WHAT THE EXERCISE ASKS: Every line with the word "name" in it should be extracted from the data that follows.

Dataset excerpts:
▶
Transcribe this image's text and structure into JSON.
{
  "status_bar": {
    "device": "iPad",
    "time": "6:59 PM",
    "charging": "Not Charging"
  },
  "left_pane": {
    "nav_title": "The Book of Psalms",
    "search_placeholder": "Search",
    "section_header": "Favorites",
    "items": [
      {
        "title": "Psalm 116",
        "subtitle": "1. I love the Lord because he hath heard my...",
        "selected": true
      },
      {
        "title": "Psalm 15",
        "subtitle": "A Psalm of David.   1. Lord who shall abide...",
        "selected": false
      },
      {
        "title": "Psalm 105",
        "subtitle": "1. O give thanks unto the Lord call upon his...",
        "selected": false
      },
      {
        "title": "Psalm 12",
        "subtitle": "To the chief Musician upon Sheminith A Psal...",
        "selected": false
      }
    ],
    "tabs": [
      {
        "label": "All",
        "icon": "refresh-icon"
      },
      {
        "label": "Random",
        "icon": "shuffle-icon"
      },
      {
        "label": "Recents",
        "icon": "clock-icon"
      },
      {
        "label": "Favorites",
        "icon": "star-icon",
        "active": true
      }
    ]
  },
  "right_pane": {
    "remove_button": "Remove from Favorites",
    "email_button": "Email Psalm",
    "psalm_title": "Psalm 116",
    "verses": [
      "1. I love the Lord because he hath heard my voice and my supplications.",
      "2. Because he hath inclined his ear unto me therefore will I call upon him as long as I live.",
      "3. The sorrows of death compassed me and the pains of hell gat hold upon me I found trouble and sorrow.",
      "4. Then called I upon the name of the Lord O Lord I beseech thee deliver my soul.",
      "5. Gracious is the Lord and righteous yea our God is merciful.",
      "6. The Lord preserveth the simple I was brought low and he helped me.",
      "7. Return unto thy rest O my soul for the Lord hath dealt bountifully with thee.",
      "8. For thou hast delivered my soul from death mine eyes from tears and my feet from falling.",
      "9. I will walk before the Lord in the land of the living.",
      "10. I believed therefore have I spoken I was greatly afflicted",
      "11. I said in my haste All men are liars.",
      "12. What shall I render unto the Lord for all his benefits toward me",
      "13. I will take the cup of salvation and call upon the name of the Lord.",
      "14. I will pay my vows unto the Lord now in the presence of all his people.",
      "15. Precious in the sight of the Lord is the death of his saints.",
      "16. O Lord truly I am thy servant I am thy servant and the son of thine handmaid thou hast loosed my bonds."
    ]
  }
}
◀
THE OUTPUT:
      "4. Then called I upon the name of the Lord O Lord I beseech thee deliver my soul.",
      "13. I will take the cup of salvation and call upon the name of the Lord.",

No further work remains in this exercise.